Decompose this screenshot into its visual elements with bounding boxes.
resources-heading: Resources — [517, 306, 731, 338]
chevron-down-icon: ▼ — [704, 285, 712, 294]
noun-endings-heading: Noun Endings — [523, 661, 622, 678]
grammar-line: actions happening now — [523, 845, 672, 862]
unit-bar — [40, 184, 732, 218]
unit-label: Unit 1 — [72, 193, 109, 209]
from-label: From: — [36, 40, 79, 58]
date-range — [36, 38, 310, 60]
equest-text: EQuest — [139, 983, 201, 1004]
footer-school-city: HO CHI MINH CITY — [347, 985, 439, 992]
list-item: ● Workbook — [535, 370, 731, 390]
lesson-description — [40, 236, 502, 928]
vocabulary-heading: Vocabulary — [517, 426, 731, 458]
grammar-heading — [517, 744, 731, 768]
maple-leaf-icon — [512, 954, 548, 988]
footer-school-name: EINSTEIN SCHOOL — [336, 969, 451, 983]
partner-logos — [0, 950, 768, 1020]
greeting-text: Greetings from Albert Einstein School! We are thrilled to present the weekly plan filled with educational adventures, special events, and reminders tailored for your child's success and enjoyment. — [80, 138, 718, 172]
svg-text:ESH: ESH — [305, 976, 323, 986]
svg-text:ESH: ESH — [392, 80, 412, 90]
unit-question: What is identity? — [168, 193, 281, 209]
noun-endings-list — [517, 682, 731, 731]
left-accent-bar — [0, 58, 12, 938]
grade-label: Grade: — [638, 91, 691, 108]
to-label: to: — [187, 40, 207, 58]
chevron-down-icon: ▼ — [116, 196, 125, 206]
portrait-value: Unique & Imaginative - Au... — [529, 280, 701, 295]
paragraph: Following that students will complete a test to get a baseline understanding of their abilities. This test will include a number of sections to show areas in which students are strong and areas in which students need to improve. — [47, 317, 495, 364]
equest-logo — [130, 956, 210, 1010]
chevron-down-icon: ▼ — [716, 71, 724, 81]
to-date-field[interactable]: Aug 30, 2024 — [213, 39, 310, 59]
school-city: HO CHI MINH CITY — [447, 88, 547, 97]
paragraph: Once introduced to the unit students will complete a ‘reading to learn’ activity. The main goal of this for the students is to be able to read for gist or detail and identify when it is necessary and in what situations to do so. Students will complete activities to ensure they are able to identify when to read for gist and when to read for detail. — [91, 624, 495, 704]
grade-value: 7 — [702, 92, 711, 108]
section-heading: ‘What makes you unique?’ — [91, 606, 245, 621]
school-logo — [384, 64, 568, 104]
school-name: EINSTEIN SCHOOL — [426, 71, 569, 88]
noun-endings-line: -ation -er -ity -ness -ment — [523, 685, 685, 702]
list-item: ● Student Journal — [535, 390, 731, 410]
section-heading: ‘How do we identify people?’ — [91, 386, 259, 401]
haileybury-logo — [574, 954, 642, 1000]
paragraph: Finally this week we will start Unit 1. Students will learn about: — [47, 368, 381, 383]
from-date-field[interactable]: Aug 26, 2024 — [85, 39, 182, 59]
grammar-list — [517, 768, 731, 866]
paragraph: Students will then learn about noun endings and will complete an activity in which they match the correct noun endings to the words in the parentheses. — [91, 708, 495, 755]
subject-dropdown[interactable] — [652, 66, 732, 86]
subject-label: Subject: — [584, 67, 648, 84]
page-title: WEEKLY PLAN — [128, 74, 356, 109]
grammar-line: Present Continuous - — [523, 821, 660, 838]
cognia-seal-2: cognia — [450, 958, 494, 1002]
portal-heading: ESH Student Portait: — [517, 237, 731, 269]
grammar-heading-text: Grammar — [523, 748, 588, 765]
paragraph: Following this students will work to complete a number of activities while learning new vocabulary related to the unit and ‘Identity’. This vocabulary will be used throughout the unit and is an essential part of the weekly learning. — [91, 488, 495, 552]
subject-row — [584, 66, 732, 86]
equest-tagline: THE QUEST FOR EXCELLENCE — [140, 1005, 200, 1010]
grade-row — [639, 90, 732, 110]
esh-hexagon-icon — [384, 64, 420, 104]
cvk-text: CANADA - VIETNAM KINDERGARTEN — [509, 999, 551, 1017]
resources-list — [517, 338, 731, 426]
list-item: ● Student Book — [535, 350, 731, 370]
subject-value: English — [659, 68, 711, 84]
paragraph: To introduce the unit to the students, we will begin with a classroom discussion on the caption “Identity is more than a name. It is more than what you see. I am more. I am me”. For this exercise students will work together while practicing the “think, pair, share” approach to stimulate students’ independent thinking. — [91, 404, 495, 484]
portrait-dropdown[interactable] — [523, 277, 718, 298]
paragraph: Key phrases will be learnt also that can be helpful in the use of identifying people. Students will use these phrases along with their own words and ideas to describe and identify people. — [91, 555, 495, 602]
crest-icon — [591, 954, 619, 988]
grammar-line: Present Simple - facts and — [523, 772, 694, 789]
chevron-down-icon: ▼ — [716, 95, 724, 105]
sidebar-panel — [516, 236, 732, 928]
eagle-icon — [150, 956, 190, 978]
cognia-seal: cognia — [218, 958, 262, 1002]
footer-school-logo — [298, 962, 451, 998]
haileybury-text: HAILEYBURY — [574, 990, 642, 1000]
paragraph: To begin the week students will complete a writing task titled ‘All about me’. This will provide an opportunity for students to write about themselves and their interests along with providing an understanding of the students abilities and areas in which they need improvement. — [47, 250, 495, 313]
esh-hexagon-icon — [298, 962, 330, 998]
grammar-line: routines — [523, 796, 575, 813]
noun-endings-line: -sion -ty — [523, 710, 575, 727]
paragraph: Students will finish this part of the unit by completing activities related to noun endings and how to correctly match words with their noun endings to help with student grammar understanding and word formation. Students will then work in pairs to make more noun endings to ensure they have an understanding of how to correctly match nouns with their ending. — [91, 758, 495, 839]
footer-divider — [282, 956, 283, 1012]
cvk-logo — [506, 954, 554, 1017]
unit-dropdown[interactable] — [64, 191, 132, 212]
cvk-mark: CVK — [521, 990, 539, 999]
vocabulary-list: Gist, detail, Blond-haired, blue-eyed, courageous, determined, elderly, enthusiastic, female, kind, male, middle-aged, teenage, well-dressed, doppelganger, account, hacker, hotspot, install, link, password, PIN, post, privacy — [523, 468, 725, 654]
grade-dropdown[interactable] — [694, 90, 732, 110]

WHAT IS BEING ASKED: Put each of the lines above into a JSON list of strings, one string per line, leaving out any blank lines.

EXERCISE OUTPUT:
[
  "Decompose this screenshot into its visual elements with bounding boxes.",
  "resources-heading: Resources — [517, 306, 731, 338]",
  "chevron-down-icon: ▼ — [704, 285, 712, 294]",
  "noun-endings-heading: Noun Endings — [523, 661, 622, 678]",
  "grammar-line: actions happening now — [523, 845, 672, 862]",
  "unit-bar — [40, 184, 732, 218]",
  "unit-label: Unit 1 — [72, 193, 109, 209]",
  "from-label: From: — [36, 40, 79, 58]",
  "date-range — [36, 38, 310, 60]",
  "equest-text: EQuest — [139, 983, 201, 1004]",
  "footer-school-city: HO CHI MINH CITY — [347, 985, 439, 992]",
  "list-item: ● Workbook — [535, 370, 731, 390]",
  "lesson-description — [40, 236, 502, 928]",
  "vocabulary-heading: Vocabulary — [517, 426, 731, 458]",
  "grammar-heading — [517, 744, 731, 768]",
  "maple-leaf-icon — [512, 954, 548, 988]",
  "footer-school-name: EINSTEIN SCHOOL — [336, 969, 451, 983]",
  "partner-logos — [0, 950, 768, 1020]",
  "greeting-text: Greetings from Albert Einstein School! We are thrilled to present the weekly plan filled with educational adventures, special events, and reminders tailored for your child's success and enjoyment. — [80, 138, 718, 172]",
  "svg-text:ESH: ESH — [305, 976, 323, 986]",
  "svg-text:ESH: ESH — [392, 80, 412, 90]",
  "unit-question: What is identity? — [168, 193, 281, 209]",
  "noun-endings-list — [517, 682, 731, 731]",
  "left-accent-bar — [0, 58, 12, 938]",
  "grade-label: Grade: — [638, 91, 691, 108]",
  "to-label: to: — [187, 40, 207, 58]",
  "chevron-down-icon: ▼ — [116, 196, 125, 206]",
  "portrait-value: Unique & Imaginative - Au... — [529, 280, 701, 295]",
  "paragraph: Following that students will complete a test to get a baseline understanding of their abilities. This test will include a number of sections to show areas in which students are strong and areas in which students need to improve. — [47, 317, 495, 364]",
  "equest-logo — [130, 956, 210, 1010]",
  "chevron-down-icon: ▼ — [716, 71, 724, 81]",
  "to-date-field[interactable]: Aug 30, 2024 — [213, 39, 310, 59]",
  "school-city: HO CHI MINH CITY — [447, 88, 547, 97]",
  "paragraph: Once introduced to the unit students will complete a ‘reading to learn’ activity. The main goal of this for the students is to be able to read for gist or detail and identify when it is necessary and in what situations to do so. Students will complete activities to ensure they are able to identify when to read for gist and when to read for detail. — [91, 624, 495, 704]",
  "grade-value: 7 — [702, 92, 711, 108]",
  "section-heading: ‘What makes you unique?’ — [91, 606, 245, 621]",
  "school-logo — [384, 64, 568, 104]",
  "school-name: EINSTEIN SCHOOL — [426, 71, 569, 88]",
  "noun-endings-line: -ation -er -ity -ness -ment — [523, 685, 685, 702]",
  "list-item: ● Student Journal — [535, 390, 731, 410]",
  "section-heading: ‘How do we identify people?’ — [91, 386, 259, 401]",
  "haileybury-logo — [574, 954, 642, 1000]",
  "paragraph: Finally this week we will start Unit 1. Students will learn about: — [47, 368, 381, 383]",
  "from-date-field[interactable]: Aug 26, 2024 — [85, 39, 182, 59]",
  "grammar-list — [517, 768, 731, 866]",
  "paragraph: Students will then learn about noun endings and will complete an activity in which they match the correct noun endings to the words in the parentheses. — [91, 708, 495, 755]",
  "subject-dropdown[interactable] — [652, 66, 732, 86]",
  "subject-label: Subject: — [584, 67, 648, 84]",
  "page-title: WEEKLY PLAN — [128, 74, 356, 109]",
  "grammar-line: Present Continuous - — [523, 821, 660, 838]",
  "cognia-seal-2: cognia — [450, 958, 494, 1002]",
  "portal-heading: ESH Student Portait: — [517, 237, 731, 269]",
  "grammar-heading-text: Grammar — [523, 748, 588, 765]",
  "paragraph: Following this students will work to complete a number of activities while learning new vocabulary related to the unit and ‘Identity’. This vocabulary will be used throughout the unit and is an essential part of the weekly learning. — [91, 488, 495, 552]",
  "subject-row — [584, 66, 732, 86]",
  "equest-tagline: THE QUEST FOR EXCELLENCE — [140, 1005, 200, 1010]",
  "grade-row — [639, 90, 732, 110]",
  "esh-hexagon-icon — [384, 64, 420, 104]",
  "cvk-text: CANADA - VIETNAM KINDERGARTEN — [509, 999, 551, 1017]",
  "resources-list — [517, 338, 731, 426]",
  "list-item: ● Student Book — [535, 350, 731, 370]",
  "subject-value: English — [659, 68, 711, 84]",
  "paragraph: To introduce the unit to the students, we will begin with a classroom discussion on the caption “Identity is more than a name. It is more than what you see. I am more. I am me”. For this exercise students will work together while practicing the “think, pair, share” approach to stimulate students’ independent thinking. — [91, 404, 495, 484]",
  "portrait-dropdown[interactable] — [523, 277, 718, 298]",
  "paragraph: Key phrases will be learnt also that can be helpful in the use of identifying people. Students will use these phrases along with their own words and ideas to describe and identify people. — [91, 555, 495, 602]",
  "crest-icon — [591, 954, 619, 988]",
  "grammar-line: Present Simple - facts and — [523, 772, 694, 789]",
  "chevron-down-icon: ▼ — [716, 95, 724, 105]",
  "sidebar-panel — [516, 236, 732, 928]",
  "eagle-icon — [150, 956, 190, 978]",
  "cognia-seal: cognia — [218, 958, 262, 1002]",
  "footer-school-logo — [298, 962, 451, 998]",
  "haileybury-text: HAILEYBURY — [574, 990, 642, 1000]",
  "paragraph: To begin the week students will complete a writing task titled ‘All about me’. This will provide an opportunity for students to write about themselves and their interests along with providing an understanding of the students abilities and areas in which they need improvement. — [47, 250, 495, 313]",
  "esh-hexagon-icon — [298, 962, 330, 998]",
  "grammar-line: routines — [523, 796, 575, 813]",
  "noun-endings-line: -sion -ty — [523, 710, 575, 727]",
  "paragraph: Students will finish this part of the unit by completing activities related to noun endings and how to correctly match words with their noun endings to help with student grammar understanding and word formation. Students will then work in pairs to make more noun endings to ensure they have an understanding of how to correctly match nouns with their ending. — [91, 758, 495, 839]",
  "footer-divider — [282, 956, 283, 1012]",
  "cvk-logo — [506, 954, 554, 1017]",
  "unit-dropdown[interactable] — [64, 191, 132, 212]",
  "cvk-mark: CVK — [521, 990, 539, 999]",
  "vocabulary-list: Gist, detail, Blond-haired, blue-eyed, courageous, determined, elderly, enthusiastic, female, kind, male, middle-aged, teenage, well-dressed, doppelganger, account, hacker, hotspot, install, link, password, PIN, post, privacy — [523, 468, 725, 654]",
  "grade-dropdown[interactable] — [694, 90, 732, 110]"
]